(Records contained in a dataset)
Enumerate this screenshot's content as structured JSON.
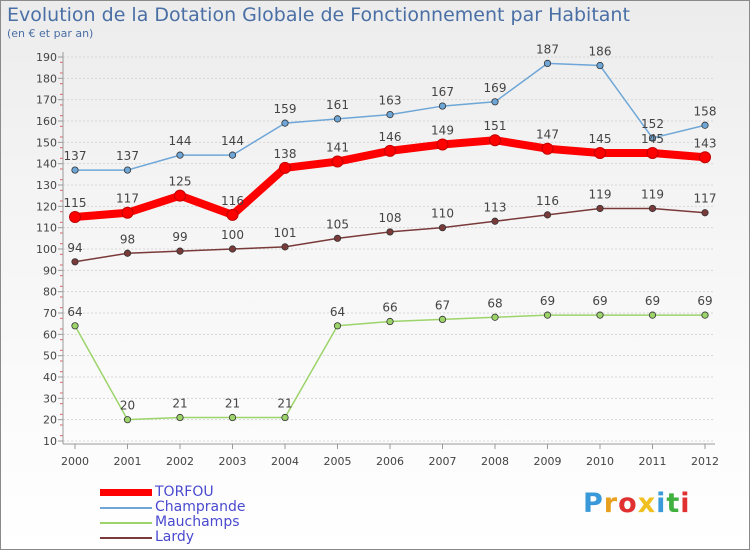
{
  "header": {
    "title": "Evolution de la Dotation Globale de Fonctionnement par Habitant",
    "subtitle": "(en € et par an)"
  },
  "logo": {
    "text": "Proxiti",
    "colors": [
      "#3a9ad9",
      "#e8a020",
      "#e03030",
      "#f0c020",
      "#3a9ad9",
      "#40b040",
      "#e03030"
    ]
  },
  "chart_data": {
    "type": "line",
    "x": [
      "2000",
      "2001",
      "2002",
      "2003",
      "2004",
      "2005",
      "2006",
      "2007",
      "2008",
      "2009",
      "2010",
      "2011",
      "2012"
    ],
    "ylim": [
      10,
      190
    ],
    "yticks": [
      10,
      20,
      30,
      40,
      50,
      60,
      70,
      80,
      90,
      100,
      110,
      120,
      130,
      140,
      150,
      160,
      170,
      180,
      190
    ],
    "grid": true,
    "legend_position": "bottom-left",
    "series": [
      {
        "name": "TORFOU",
        "color": "#ff0000",
        "values": [
          115,
          117,
          125,
          116,
          138,
          141,
          146,
          149,
          151,
          147,
          145,
          145,
          143
        ]
      },
      {
        "name": "Champrande",
        "color": "#6ea6d8",
        "values": [
          137,
          137,
          144,
          144,
          159,
          161,
          163,
          167,
          169,
          187,
          186,
          152,
          158
        ]
      },
      {
        "name": "Mauchamps",
        "color": "#9cd46a",
        "values": [
          64,
          20,
          21,
          21,
          21,
          64,
          66,
          67,
          68,
          69,
          69,
          69,
          69
        ]
      },
      {
        "name": "Lardy",
        "color": "#7a3a3a",
        "values": [
          94,
          98,
          99,
          100,
          101,
          105,
          108,
          110,
          113,
          116,
          119,
          119,
          117
        ]
      }
    ]
  }
}
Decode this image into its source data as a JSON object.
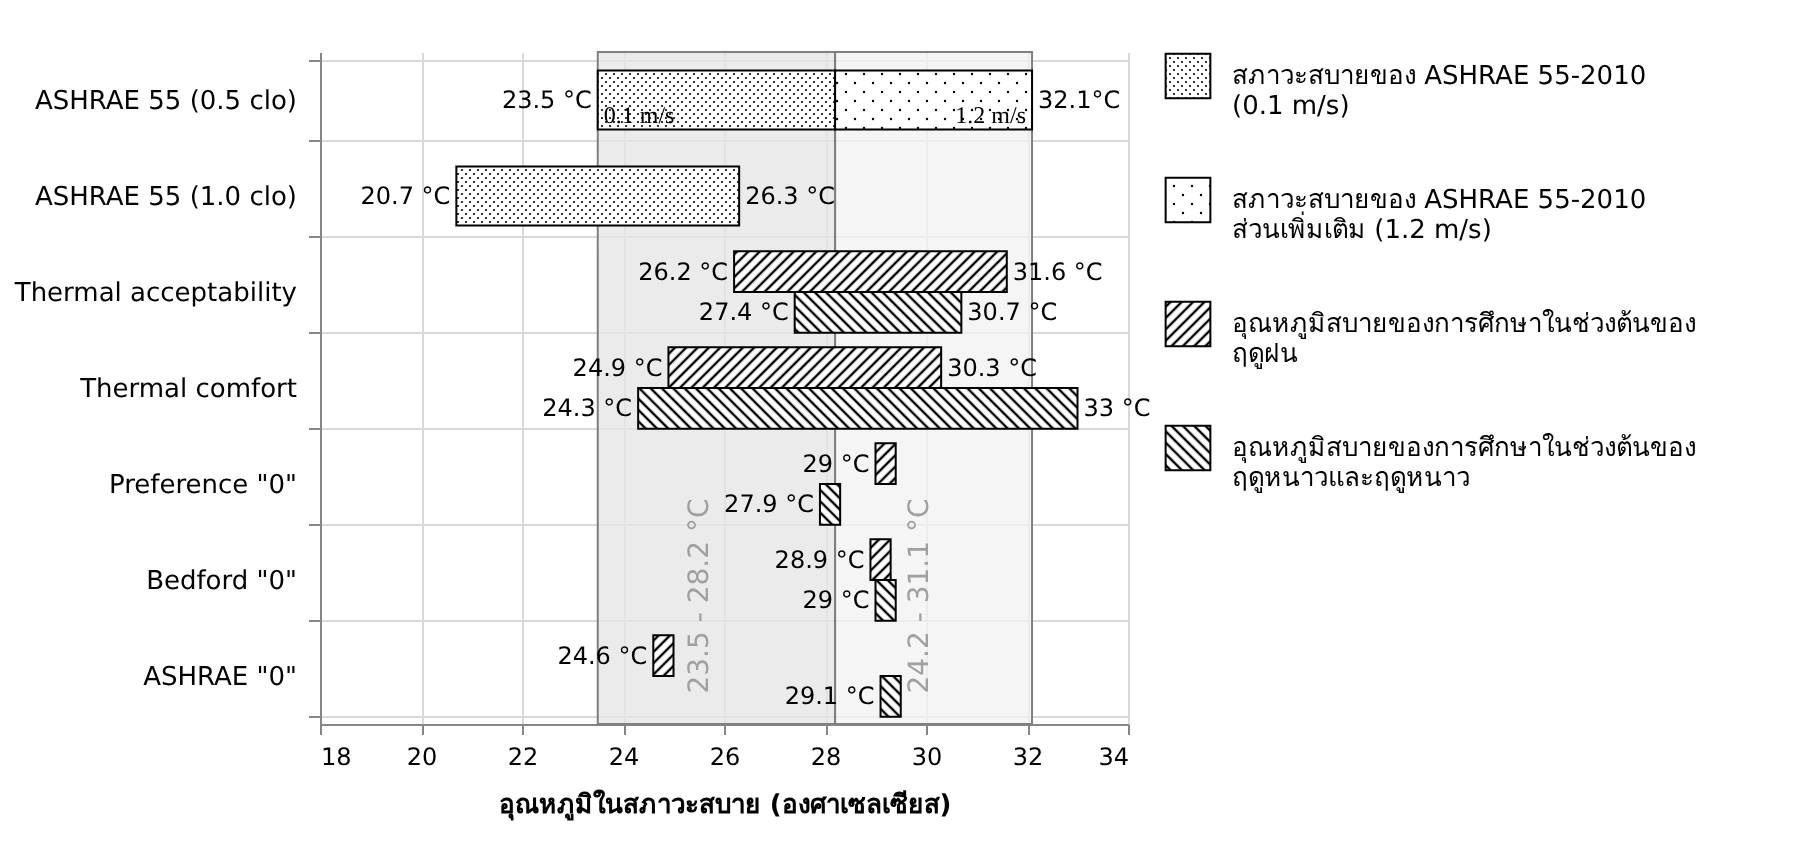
{
  "chart_data": {
    "type": "bar",
    "orientation": "horizontal",
    "xlabel": "อุณหภูมิในสภาวะสบาย (องศาเซลเซียส)",
    "categories": [
      "ASHRAE 55 (0.5 clo)",
      "ASHRAE 55 (1.0 clo)",
      "Thermal acceptability",
      "Thermal comfort",
      "Preference \"0\"",
      "Bedford \"0\"",
      "ASHRAE \"0\""
    ],
    "series": [
      {
        "name": "สภาวะสบายของ ASHRAE 55-2010 (0.1 m/s)",
        "color": "#000000",
        "base": [
          23.5,
          20.7,
          null,
          null,
          null,
          null,
          null
        ],
        "values": [
          4.7,
          5.6,
          null,
          null,
          null,
          null,
          null
        ]
      },
      {
        "name": "สภาวะสบายของ ASHRAE 55-2010 ส่วนเพิ่มเติม (1.2 m/s)",
        "color": "#000000",
        "base": [
          28.2,
          null,
          null,
          null,
          null,
          null,
          null
        ],
        "values": [
          3.9,
          null,
          null,
          null,
          null,
          null,
          null
        ]
      },
      {
        "name": "อุณหภูมิสบายของการศึกษาในช่วงต้นของฤดูฝน",
        "color": "#000000",
        "base": [
          null,
          null,
          26.2,
          24.9,
          29,
          28.9,
          24.6
        ],
        "values": [
          null,
          null,
          5.4,
          5.4,
          0.4,
          0.4,
          0.4
        ]
      },
      {
        "name": "อุณหภูมิสบายของการศึกษาในช่วงต้นของฤดูหนาวและฤดูหนาว",
        "color": "#000000",
        "base": [
          null,
          null,
          27.4,
          24.3,
          27.9,
          29,
          29.1
        ],
        "values": [
          null,
          null,
          3.3,
          8.7,
          0.4,
          0.4,
          0.4
        ]
      }
    ],
    "annotations": [
      {
        "text": "23.5 °C",
        "x": 23.5,
        "y": "ASHRAE 55 (0.5 clo)"
      },
      {
        "text": "32.1°C",
        "x": 32.1,
        "y": "ASHRAE 55 (0.5 clo)"
      },
      {
        "text": "20.7 °C",
        "x": 20.7,
        "y": "ASHRAE 55 (1.0 clo)"
      },
      {
        "text": "26.3 °C",
        "x": 26.3,
        "y": "ASHRAE 55 (1.0 clo)"
      },
      {
        "text": "26.2 °C",
        "x": 26.2,
        "y": "Thermal acceptability"
      },
      {
        "text": "31.6 °C",
        "x": 31.6,
        "y": "Thermal acceptability"
      },
      {
        "text": "27.4 °C",
        "x": 27.4,
        "y": "Thermal acceptability"
      },
      {
        "text": "30.7 °C",
        "x": 30.7,
        "y": "Thermal acceptability"
      },
      {
        "text": "24.9 °C",
        "x": 24.9,
        "y": "Thermal comfort"
      },
      {
        "text": "30.3 °C",
        "x": 30.3,
        "y": "Thermal comfort"
      },
      {
        "text": "24.3 °C",
        "x": 24.3,
        "y": "Thermal comfort"
      },
      {
        "text": "33 °C",
        "x": 33,
        "y": "Thermal comfort"
      },
      {
        "text": "29 °C",
        "x": 29,
        "y": "Preference \"0\""
      },
      {
        "text": "27.9 °C",
        "x": 27.9,
        "y": "Preference \"0\""
      },
      {
        "text": "28.9 °C",
        "x": 28.9,
        "y": "Bedford \"0\""
      },
      {
        "text": "29 °C",
        "x": 29,
        "y": "Bedford \"0\""
      },
      {
        "text": "24.6 °C",
        "x": 24.6,
        "y": "ASHRAE \"0\""
      },
      {
        "text": "29.1 °C",
        "x": 29.1,
        "y": "ASHRAE \"0\""
      },
      "0.1 m/s",
      "1.2 m/s"
    ],
    "bands": [
      {
        "axis": "x",
        "from": 23.5,
        "to": 28.2,
        "label": "23.5 - 28.2 °C",
        "color": "#e4e4e4"
      },
      {
        "axis": "x",
        "from": 28.2,
        "to": 32.1,
        "label": "24.2 - 31.1 °C",
        "color": "#f2f2f2"
      }
    ],
    "xlim": [
      18,
      34
    ],
    "xticks": [
      18,
      20,
      22,
      24,
      26,
      28,
      30,
      32,
      34
    ],
    "grid": true,
    "legend": "right"
  }
}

Directive:
Transcribe each entry above exactly, apart from the pictures.

Answer to this exercise:
Enumerate this screenshot's content as structured JSON.
{
  "header": {
    "title": "Evolution de la Dotation Globale de Fonctionnement par Habitant",
    "subtitle": "(en € et par an)"
  },
  "logo": {
    "text": "Proxiti",
    "colors": [
      "#3a9ad9",
      "#e8a020",
      "#e03030",
      "#f0c020",
      "#3a9ad9",
      "#40b040",
      "#e03030"
    ]
  },
  "chart_data": {
    "type": "line",
    "x": [
      "2000",
      "2001",
      "2002",
      "2003",
      "2004",
      "2005",
      "2006",
      "2007",
      "2008",
      "2009",
      "2010",
      "2011",
      "2012"
    ],
    "ylim": [
      10,
      190
    ],
    "yticks": [
      10,
      20,
      30,
      40,
      50,
      60,
      70,
      80,
      90,
      100,
      110,
      120,
      130,
      140,
      150,
      160,
      170,
      180,
      190
    ],
    "grid": true,
    "legend_position": "bottom-left",
    "series": [
      {
        "name": "TORFOU",
        "color": "#ff0000",
        "values": [
          115,
          117,
          125,
          116,
          138,
          141,
          146,
          149,
          151,
          147,
          145,
          145,
          143
        ]
      },
      {
        "name": "Champrande",
        "color": "#6ea6d8",
        "values": [
          137,
          137,
          144,
          144,
          159,
          161,
          163,
          167,
          169,
          187,
          186,
          152,
          158
        ]
      },
      {
        "name": "Mauchamps",
        "color": "#9cd46a",
        "values": [
          64,
          20,
          21,
          21,
          21,
          64,
          66,
          67,
          68,
          69,
          69,
          69,
          69
        ]
      },
      {
        "name": "Lardy",
        "color": "#7a3a3a",
        "values": [
          94,
          98,
          99,
          100,
          101,
          105,
          108,
          110,
          113,
          116,
          119,
          119,
          117
        ]
      }
    ]
  }
}
Decode this image into its source data as a JSON object.
{
  "chart_data": {
    "type": "bar",
    "orientation": "horizontal",
    "xlabel": "อุณหภูมิในสภาวะสบาย (องศาเซลเซียส)",
    "categories": [
      "ASHRAE 55 (0.5 clo)",
      "ASHRAE 55 (1.0 clo)",
      "Thermal acceptability",
      "Thermal comfort",
      "Preference \"0\"",
      "Bedford \"0\"",
      "ASHRAE \"0\""
    ],
    "series": [
      {
        "name": "สภาวะสบายของ ASHRAE 55-2010 (0.1 m/s)",
        "color": "#000000",
        "base": [
          23.5,
          20.7,
          null,
          null,
          null,
          null,
          null
        ],
        "values": [
          4.7,
          5.6,
          null,
          null,
          null,
          null,
          null
        ]
      },
      {
        "name": "สภาวะสบายของ ASHRAE 55-2010 ส่วนเพิ่มเติม (1.2 m/s)",
        "color": "#000000",
        "base": [
          28.2,
          null,
          null,
          null,
          null,
          null,
          null
        ],
        "values": [
          3.9,
          null,
          null,
          null,
          null,
          null,
          null
        ]
      },
      {
        "name": "อุณหภูมิสบายของการศึกษาในช่วงต้นของฤดูฝน",
        "color": "#000000",
        "base": [
          null,
          null,
          26.2,
          24.9,
          29,
          28.9,
          24.6
        ],
        "values": [
          null,
          null,
          5.4,
          5.4,
          0.4,
          0.4,
          0.4
        ]
      },
      {
        "name": "อุณหภูมิสบายของการศึกษาในช่วงต้นของฤดูหนาวและฤดูหนาว",
        "color": "#000000",
        "base": [
          null,
          null,
          27.4,
          24.3,
          27.9,
          29,
          29.1
        ],
        "values": [
          null,
          null,
          3.3,
          8.7,
          0.4,
          0.4,
          0.4
        ]
      }
    ],
    "annotations": [
      {
        "text": "23.5 °C",
        "x": 23.5,
        "y": "ASHRAE 55 (0.5 clo)"
      },
      {
        "text": "32.1°C",
        "x": 32.1,
        "y": "ASHRAE 55 (0.5 clo)"
      },
      {
        "text": "20.7 °C",
        "x": 20.7,
        "y": "ASHRAE 55 (1.0 clo)"
      },
      {
        "text": "26.3 °C",
        "x": 26.3,
        "y": "ASHRAE 55 (1.0 clo)"
      },
      {
        "text": "26.2 °C",
        "x": 26.2,
        "y": "Thermal acceptability"
      },
      {
        "text": "31.6 °C",
        "x": 31.6,
        "y": "Thermal acceptability"
      },
      {
        "text": "27.4 °C",
        "x": 27.4,
        "y": "Thermal acceptability"
      },
      {
        "text": "30.7 °C",
        "x": 30.7,
        "y": "Thermal acceptability"
      },
      {
        "text": "24.9 °C",
        "x": 24.9,
        "y": "Thermal comfort"
      },
      {
        "text": "30.3 °C",
        "x": 30.3,
        "y": "Thermal comfort"
      },
      {
        "text": "24.3 °C",
        "x": 24.3,
        "y": "Thermal comfort"
      },
      {
        "text": "33 °C",
        "x": 33,
        "y": "Thermal comfort"
      },
      {
        "text": "29 °C",
        "x": 29,
        "y": "Preference \"0\""
      },
      {
        "text": "27.9 °C",
        "x": 27.9,
        "y": "Preference \"0\""
      },
      {
        "text": "28.9 °C",
        "x": 28.9,
        "y": "Bedford \"0\""
      },
      {
        "text": "29 °C",
        "x": 29,
        "y": "Bedford \"0\""
      },
      {
        "text": "24.6 °C",
        "x": 24.6,
        "y": "ASHRAE \"0\""
      },
      {
        "text": "29.1 °C",
        "x": 29.1,
        "y": "ASHRAE \"0\""
      },
      "0.1 m/s",
      "1.2 m/s"
    ],
    "bands": [
      {
        "axis": "x",
        "from": 23.5,
        "to": 28.2,
        "label": "23.5 - 28.2 °C",
        "color": "#e4e4e4"
      },
      {
        "axis": "x",
        "from": 28.2,
        "to": 32.1,
        "label": "24.2 - 31.1 °C",
        "color": "#f2f2f2"
      }
    ],
    "xlim": [
      18,
      34
    ],
    "xticks": [
      18,
      20,
      22,
      24,
      26,
      28,
      30,
      32,
      34
    ],
    "grid": true,
    "legend": "right"
  }
}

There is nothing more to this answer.